# The exercise
Determine how many lines include "title". Give the number and nothing else.

───

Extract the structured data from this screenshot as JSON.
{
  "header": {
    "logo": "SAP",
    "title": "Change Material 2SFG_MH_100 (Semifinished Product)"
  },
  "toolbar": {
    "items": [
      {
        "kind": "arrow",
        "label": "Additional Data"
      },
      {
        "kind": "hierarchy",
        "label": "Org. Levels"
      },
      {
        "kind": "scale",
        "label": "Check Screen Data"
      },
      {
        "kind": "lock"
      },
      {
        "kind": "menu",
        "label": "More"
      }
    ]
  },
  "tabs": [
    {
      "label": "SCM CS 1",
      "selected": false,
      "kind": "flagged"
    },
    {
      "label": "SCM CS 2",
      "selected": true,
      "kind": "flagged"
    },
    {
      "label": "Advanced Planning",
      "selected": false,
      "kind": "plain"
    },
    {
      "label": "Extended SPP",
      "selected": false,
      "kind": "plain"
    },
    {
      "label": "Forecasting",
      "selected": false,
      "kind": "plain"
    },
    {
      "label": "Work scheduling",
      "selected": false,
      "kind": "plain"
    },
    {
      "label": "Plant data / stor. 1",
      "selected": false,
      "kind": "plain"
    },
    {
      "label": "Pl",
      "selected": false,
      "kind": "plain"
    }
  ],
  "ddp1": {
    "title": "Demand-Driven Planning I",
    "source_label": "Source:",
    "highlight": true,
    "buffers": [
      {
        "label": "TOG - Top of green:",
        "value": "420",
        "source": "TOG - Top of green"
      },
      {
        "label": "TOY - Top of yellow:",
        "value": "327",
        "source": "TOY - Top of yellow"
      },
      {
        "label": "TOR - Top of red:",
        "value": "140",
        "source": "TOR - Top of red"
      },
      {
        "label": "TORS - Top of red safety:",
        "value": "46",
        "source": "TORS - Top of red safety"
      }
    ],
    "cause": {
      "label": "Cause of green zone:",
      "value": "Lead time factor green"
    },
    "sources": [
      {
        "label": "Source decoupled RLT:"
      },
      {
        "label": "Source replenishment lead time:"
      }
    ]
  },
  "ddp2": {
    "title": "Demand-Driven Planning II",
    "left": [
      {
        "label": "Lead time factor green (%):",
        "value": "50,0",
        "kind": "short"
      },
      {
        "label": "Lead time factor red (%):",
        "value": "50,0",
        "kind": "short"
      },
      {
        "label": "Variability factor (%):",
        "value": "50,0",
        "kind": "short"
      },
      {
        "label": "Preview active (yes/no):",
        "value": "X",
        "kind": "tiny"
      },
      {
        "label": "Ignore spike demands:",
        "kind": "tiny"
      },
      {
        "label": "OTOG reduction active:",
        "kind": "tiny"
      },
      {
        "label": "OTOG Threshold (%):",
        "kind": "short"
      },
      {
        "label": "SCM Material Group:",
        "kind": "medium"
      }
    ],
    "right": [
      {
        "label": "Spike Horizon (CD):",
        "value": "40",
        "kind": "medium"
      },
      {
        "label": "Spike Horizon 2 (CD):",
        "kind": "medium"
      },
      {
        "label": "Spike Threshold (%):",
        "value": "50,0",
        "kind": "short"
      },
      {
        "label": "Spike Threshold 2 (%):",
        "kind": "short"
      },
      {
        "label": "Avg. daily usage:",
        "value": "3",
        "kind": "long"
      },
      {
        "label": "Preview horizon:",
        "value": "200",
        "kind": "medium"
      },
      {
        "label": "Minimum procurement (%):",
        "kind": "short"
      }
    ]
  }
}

───

# Solution to this task
3